Written problem ::
Check every line below for the word "color" and copy the ones that have it.

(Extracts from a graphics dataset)
###
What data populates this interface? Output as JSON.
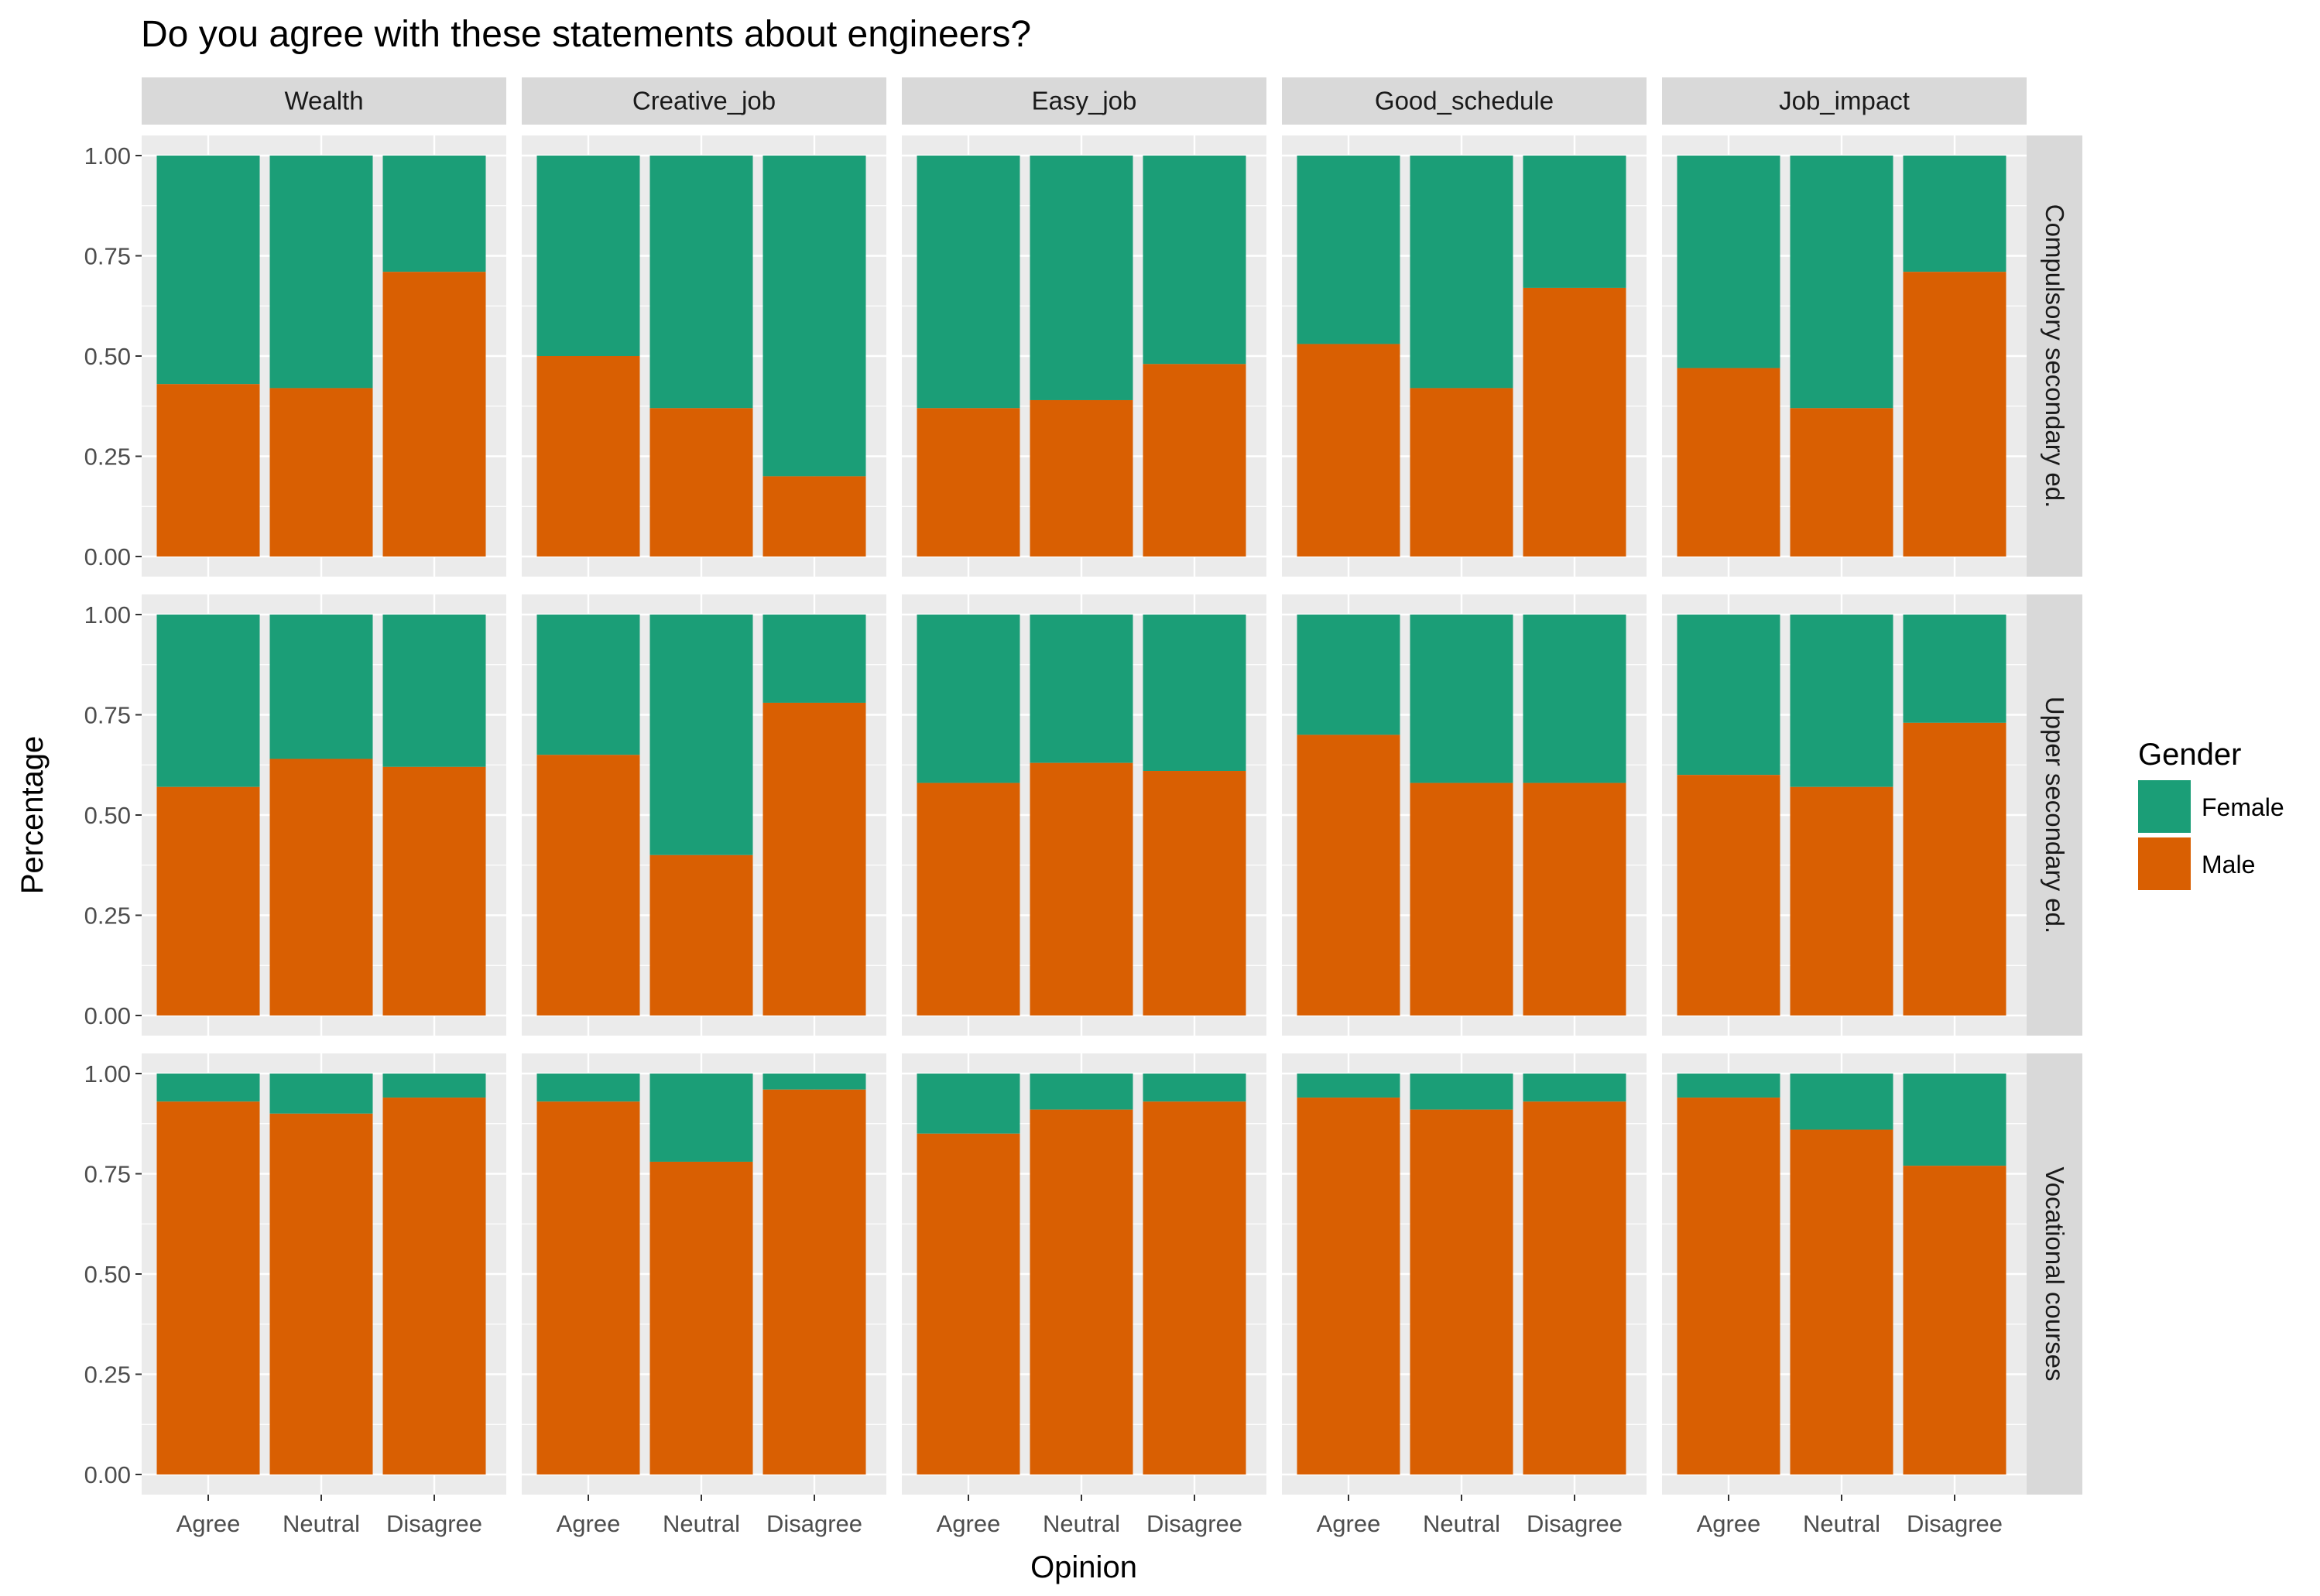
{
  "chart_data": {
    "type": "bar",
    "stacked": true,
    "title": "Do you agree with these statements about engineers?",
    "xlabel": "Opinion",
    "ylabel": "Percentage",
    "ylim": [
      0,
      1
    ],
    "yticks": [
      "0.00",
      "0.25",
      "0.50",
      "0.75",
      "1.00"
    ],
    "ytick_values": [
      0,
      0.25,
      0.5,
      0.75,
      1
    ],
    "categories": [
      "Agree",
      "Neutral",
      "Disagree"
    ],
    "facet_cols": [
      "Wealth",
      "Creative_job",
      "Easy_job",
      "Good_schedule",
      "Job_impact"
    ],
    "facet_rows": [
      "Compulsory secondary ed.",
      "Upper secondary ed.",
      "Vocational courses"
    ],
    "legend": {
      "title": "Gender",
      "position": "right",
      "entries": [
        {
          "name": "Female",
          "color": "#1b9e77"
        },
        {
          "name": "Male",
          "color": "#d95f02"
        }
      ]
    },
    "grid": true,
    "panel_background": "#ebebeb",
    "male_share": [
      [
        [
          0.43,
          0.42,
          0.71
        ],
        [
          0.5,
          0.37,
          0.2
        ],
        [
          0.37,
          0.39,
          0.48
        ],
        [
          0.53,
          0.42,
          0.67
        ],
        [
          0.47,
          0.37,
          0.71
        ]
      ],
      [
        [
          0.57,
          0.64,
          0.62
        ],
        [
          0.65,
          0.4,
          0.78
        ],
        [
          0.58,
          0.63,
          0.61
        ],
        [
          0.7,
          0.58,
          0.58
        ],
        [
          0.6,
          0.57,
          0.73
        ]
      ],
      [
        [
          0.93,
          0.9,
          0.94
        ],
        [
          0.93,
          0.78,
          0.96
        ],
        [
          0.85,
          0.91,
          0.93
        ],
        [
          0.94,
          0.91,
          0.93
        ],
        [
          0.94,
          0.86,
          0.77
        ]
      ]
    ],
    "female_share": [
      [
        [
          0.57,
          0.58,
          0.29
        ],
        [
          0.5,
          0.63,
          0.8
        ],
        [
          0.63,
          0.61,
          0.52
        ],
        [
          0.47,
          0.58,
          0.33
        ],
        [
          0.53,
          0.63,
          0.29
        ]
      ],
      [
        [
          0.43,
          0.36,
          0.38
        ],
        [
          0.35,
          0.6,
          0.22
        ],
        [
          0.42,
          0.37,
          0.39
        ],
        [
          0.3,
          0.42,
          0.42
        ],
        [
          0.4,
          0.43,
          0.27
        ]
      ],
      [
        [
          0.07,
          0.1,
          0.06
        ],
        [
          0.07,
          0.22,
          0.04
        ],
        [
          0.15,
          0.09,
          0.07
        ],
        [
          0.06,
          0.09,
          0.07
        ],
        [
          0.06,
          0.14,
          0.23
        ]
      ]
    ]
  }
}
###
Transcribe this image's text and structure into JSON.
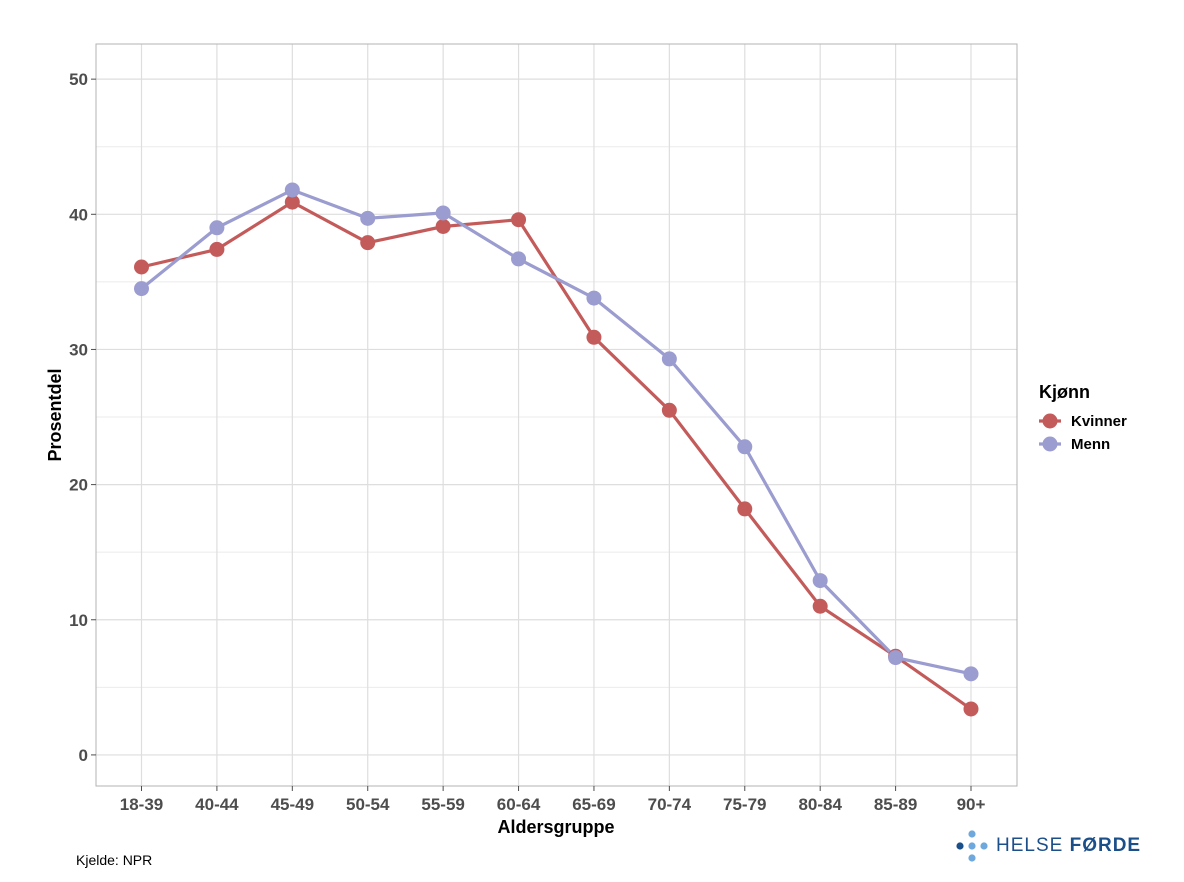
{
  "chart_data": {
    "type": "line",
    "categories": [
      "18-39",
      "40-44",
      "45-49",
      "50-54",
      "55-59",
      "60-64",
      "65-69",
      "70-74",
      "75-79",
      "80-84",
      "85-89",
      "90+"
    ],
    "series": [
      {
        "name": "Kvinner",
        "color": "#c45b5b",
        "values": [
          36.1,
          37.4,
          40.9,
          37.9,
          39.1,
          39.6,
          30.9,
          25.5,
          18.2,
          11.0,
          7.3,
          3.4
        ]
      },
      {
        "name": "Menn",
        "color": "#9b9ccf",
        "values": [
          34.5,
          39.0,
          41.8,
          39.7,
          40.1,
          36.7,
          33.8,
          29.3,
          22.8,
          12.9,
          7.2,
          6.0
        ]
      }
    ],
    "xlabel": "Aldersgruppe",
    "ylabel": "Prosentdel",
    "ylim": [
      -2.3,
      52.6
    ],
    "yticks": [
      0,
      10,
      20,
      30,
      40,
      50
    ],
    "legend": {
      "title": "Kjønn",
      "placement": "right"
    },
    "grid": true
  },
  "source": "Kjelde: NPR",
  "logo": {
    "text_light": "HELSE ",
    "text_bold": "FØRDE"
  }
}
###
Completed exercise ::
          "color": "#1b9e77"
          "color": "#d95f02"
        "color": "#c45b5b",
        "color": "#9b9ccf",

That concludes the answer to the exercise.